▶ Task data:
------------------------------------
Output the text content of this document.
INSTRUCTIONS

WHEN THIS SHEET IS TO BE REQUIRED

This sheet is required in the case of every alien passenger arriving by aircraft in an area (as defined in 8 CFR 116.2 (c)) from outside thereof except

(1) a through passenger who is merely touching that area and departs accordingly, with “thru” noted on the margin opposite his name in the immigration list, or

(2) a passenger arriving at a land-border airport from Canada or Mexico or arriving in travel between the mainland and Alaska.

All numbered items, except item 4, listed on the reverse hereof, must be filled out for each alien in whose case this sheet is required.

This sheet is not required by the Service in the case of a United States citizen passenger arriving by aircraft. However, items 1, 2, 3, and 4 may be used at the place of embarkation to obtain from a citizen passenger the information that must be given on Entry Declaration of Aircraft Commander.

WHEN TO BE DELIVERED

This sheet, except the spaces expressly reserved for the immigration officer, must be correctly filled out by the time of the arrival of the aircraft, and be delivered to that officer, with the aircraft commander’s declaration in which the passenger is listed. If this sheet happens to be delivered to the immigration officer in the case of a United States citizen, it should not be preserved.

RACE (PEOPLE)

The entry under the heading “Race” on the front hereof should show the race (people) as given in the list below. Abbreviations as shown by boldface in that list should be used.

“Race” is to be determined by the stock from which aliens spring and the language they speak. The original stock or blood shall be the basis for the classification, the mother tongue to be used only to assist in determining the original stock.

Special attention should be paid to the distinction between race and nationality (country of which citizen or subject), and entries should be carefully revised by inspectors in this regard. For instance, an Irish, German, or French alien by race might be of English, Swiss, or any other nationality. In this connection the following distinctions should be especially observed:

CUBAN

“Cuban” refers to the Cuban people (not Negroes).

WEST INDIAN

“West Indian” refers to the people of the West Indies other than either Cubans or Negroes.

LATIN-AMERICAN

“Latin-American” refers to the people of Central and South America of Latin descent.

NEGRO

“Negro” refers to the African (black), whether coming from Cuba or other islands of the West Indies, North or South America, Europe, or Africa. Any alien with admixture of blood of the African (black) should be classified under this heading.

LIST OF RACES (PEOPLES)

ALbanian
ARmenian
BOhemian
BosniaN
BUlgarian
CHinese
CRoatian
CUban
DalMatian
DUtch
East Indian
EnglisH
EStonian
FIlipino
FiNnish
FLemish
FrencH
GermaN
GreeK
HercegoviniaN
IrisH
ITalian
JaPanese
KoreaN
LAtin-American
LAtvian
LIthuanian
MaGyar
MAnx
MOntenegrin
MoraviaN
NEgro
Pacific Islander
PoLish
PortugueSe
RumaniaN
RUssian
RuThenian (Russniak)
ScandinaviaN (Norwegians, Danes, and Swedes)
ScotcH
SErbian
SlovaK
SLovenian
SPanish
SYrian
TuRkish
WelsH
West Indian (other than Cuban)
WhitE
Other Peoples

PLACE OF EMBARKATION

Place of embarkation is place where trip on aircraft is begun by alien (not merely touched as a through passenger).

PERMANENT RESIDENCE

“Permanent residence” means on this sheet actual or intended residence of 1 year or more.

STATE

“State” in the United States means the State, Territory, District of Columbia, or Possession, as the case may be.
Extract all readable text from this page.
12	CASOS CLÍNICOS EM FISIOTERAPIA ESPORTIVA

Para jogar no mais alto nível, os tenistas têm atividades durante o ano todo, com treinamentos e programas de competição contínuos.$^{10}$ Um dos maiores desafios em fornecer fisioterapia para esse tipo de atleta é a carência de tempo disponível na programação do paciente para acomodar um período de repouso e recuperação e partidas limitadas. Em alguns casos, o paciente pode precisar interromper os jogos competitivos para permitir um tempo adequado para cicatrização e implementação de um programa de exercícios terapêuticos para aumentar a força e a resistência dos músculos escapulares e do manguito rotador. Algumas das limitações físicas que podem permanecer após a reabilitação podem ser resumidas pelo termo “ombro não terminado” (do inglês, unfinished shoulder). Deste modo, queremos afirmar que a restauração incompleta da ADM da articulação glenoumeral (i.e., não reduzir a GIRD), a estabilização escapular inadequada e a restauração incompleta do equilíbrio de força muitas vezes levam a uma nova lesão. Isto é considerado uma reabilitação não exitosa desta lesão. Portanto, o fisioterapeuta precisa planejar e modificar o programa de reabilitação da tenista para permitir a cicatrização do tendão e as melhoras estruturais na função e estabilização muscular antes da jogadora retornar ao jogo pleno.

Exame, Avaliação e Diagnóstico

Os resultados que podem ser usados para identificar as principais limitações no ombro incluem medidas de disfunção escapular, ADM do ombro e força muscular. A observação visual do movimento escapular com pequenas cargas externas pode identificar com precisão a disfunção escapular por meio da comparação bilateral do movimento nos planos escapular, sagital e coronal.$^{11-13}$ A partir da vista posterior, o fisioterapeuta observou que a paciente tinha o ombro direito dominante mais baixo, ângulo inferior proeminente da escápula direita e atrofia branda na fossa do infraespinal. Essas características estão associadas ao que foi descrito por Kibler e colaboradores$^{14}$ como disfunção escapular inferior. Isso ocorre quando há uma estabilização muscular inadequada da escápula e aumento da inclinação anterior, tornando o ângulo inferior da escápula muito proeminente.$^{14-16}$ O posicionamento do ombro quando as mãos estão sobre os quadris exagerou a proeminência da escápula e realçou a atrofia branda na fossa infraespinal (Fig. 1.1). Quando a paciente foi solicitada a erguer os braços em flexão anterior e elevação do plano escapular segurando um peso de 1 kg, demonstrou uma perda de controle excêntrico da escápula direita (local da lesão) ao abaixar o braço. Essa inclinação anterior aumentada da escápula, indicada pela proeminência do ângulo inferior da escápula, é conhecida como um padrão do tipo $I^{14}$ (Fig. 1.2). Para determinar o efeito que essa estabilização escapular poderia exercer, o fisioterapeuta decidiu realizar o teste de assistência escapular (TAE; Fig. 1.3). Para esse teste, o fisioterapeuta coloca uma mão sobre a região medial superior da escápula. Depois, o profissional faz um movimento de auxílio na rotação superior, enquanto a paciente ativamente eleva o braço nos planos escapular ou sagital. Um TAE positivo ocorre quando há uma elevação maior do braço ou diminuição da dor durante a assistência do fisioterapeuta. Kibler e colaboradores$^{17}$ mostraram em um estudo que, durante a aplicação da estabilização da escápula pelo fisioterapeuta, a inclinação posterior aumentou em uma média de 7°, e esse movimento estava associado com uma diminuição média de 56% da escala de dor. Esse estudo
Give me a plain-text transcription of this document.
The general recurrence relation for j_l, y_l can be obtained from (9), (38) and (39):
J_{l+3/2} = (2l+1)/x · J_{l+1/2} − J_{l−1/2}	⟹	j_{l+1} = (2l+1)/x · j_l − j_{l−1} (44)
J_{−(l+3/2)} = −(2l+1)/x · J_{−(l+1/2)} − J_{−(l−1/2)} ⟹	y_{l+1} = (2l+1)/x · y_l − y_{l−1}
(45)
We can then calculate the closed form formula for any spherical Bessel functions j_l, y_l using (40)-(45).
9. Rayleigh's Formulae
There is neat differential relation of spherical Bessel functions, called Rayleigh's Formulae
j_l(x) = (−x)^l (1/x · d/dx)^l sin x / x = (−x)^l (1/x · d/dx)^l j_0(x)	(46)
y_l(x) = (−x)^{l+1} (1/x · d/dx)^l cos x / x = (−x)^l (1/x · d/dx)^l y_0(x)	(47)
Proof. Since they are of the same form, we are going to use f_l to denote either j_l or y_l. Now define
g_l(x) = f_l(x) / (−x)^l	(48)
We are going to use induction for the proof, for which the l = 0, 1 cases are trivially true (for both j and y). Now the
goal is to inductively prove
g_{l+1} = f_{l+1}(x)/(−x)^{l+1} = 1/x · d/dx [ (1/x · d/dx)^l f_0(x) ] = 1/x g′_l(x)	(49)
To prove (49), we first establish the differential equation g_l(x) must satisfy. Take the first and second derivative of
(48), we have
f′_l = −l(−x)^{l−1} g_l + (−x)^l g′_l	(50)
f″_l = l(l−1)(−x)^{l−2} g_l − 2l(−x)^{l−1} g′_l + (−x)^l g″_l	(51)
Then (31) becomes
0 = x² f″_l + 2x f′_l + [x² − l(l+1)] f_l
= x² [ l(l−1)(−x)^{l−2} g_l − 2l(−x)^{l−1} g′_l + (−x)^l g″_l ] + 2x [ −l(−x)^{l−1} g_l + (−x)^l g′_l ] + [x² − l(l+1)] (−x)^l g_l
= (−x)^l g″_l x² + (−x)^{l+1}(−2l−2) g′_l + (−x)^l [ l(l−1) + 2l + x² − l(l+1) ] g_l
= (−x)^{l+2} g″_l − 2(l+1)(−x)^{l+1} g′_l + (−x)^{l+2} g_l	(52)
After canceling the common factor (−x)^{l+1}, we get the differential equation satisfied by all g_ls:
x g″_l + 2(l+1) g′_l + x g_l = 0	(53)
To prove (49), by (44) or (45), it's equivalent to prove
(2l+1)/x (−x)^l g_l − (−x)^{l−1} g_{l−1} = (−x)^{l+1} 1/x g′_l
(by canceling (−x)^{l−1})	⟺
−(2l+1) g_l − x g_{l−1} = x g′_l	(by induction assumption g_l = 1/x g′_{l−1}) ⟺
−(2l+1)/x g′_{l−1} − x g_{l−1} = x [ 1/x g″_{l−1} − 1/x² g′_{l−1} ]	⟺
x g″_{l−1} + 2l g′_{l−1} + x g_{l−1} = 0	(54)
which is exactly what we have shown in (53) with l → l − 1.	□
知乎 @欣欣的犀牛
------------------------------------
▶ Exercise:
Scan the records above for the string "Formulae", then select every line that holds it.

▶ Full response:
9. Rayleigh's Formulae
There is neat differential relation of spherical Bessel functions, called Rayleigh's Formulae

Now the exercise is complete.